THE REQUEST:
State the number of lines that include the string "chevron", and write nothing else.

# Start of DATA TO PROCESS

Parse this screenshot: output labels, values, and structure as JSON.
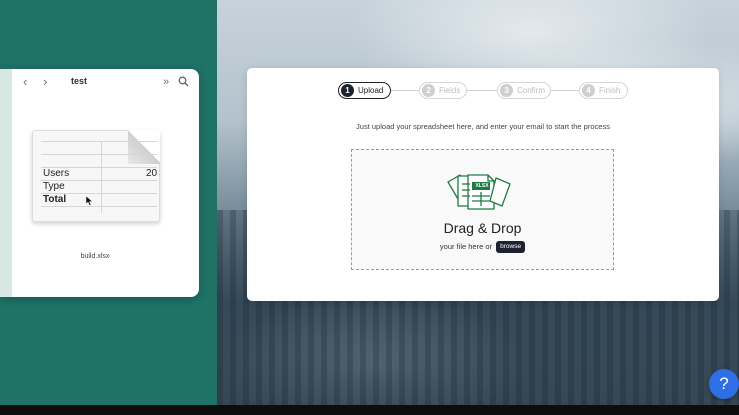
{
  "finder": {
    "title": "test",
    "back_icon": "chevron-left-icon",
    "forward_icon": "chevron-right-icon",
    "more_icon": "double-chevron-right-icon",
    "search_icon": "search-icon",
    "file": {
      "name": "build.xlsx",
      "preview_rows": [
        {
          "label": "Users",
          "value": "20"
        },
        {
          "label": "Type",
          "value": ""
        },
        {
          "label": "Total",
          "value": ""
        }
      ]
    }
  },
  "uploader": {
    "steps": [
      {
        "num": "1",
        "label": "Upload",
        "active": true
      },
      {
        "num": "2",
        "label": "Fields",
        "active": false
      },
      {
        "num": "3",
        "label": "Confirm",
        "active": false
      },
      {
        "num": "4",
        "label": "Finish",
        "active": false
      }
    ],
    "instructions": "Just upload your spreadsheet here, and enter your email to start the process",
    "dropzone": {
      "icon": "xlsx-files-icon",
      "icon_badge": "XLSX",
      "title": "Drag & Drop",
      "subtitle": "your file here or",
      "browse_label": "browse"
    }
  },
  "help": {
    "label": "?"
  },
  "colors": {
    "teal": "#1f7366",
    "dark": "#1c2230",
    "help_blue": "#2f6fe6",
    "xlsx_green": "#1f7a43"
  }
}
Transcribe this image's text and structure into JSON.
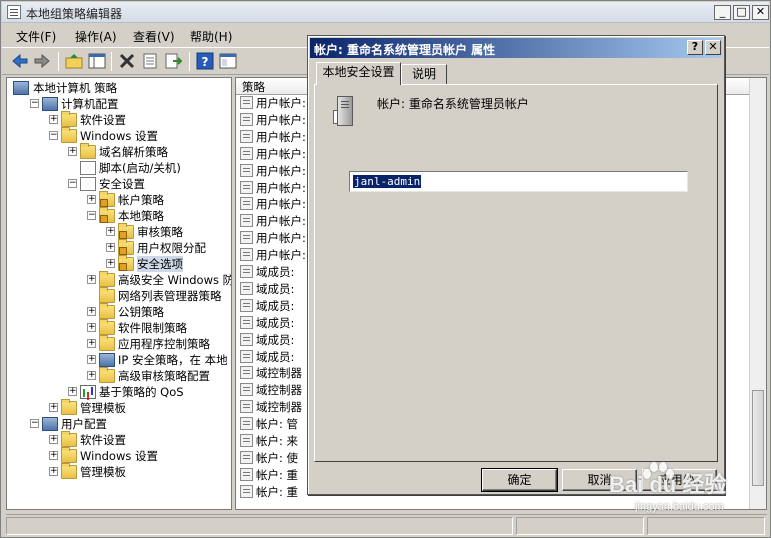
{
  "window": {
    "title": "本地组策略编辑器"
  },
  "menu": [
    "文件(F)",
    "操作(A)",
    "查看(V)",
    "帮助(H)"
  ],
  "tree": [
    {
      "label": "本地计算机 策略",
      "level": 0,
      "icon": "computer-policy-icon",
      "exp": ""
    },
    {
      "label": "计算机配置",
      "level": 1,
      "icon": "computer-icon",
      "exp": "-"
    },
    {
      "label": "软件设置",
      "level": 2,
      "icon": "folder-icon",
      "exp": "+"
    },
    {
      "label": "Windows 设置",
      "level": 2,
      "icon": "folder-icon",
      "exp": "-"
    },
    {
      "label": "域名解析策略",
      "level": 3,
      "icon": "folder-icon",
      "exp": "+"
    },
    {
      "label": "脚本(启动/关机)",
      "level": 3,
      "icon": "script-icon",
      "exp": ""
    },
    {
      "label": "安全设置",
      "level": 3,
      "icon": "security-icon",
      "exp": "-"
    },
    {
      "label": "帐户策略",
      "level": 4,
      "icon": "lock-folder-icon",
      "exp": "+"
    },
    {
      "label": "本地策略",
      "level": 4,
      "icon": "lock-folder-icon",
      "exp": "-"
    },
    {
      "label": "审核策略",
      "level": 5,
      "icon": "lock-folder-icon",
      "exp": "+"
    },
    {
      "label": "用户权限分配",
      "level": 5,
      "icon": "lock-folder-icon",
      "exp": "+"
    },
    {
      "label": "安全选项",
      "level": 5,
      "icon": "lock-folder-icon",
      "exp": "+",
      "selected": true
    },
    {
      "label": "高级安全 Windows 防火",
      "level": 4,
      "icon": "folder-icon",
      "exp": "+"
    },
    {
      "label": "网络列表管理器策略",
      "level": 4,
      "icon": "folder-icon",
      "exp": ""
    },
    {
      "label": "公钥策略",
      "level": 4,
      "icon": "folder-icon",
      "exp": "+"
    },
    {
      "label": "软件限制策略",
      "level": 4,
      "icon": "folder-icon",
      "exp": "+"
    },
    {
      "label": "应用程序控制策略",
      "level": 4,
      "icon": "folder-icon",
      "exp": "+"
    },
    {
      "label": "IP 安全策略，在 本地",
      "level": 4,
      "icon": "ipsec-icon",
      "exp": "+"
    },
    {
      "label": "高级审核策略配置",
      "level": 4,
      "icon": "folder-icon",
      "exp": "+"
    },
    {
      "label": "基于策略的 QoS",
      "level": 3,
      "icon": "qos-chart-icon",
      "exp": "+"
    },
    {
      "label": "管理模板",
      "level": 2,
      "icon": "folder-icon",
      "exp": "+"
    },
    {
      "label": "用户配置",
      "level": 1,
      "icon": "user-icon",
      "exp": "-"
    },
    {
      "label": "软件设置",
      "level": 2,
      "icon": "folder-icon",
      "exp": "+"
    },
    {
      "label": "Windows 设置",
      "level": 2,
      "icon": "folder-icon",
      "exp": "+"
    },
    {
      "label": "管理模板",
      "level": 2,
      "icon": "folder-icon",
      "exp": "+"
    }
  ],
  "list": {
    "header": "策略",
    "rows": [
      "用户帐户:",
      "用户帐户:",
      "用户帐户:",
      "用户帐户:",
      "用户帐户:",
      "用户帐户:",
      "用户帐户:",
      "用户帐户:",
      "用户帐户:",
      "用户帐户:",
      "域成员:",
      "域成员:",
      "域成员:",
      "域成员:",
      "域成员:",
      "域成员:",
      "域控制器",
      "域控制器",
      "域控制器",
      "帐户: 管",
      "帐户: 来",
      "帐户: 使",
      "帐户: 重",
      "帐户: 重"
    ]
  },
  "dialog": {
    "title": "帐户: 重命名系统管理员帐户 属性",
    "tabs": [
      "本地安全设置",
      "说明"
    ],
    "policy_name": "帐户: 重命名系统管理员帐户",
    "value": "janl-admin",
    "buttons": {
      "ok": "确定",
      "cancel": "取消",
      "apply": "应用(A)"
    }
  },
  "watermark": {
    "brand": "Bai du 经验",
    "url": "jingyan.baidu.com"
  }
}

# End of DATA TO PROCESS
# Start of DATA TO PROCESS

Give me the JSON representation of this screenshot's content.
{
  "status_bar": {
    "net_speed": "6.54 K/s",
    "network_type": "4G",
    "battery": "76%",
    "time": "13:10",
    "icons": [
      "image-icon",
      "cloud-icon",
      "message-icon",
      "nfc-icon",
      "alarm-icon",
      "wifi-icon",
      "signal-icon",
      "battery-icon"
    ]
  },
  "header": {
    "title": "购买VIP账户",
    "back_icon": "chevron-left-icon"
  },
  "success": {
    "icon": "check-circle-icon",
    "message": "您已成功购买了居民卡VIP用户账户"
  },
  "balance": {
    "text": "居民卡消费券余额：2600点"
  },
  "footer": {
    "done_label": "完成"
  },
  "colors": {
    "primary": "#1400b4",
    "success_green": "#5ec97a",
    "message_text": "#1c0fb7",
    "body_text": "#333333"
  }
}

# End of DATA TO PROCESS
# Start of DATA TO PROCESS

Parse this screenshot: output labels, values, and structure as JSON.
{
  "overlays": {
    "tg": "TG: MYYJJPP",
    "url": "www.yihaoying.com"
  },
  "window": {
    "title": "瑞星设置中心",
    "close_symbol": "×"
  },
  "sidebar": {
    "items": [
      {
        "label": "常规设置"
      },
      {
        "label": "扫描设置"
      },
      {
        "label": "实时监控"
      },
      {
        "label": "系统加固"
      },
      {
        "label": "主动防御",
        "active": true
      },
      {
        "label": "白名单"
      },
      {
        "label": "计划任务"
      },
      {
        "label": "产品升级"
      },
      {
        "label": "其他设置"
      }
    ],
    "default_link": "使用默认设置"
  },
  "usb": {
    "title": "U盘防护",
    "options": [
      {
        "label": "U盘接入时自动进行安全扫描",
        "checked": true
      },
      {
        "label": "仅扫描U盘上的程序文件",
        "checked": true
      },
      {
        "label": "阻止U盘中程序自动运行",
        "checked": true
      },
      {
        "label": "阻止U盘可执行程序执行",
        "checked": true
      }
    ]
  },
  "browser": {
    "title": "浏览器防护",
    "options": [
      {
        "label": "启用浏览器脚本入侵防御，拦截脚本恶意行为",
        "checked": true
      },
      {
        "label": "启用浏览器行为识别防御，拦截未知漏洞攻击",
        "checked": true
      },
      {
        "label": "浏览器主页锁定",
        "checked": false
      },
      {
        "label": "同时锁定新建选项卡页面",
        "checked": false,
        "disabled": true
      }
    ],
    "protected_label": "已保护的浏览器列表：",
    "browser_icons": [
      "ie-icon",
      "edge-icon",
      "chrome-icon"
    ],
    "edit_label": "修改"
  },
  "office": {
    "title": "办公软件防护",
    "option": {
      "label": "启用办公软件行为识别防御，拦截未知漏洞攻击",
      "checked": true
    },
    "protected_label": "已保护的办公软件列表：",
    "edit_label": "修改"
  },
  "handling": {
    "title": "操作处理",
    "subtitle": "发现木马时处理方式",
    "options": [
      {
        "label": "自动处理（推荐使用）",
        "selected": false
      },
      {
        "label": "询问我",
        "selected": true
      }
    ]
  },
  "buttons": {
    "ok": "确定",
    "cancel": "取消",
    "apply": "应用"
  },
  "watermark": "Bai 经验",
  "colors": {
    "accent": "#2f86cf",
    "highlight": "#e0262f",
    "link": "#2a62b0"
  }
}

# End of DATA TO PROCESS

RESULT OF THE TASK:
4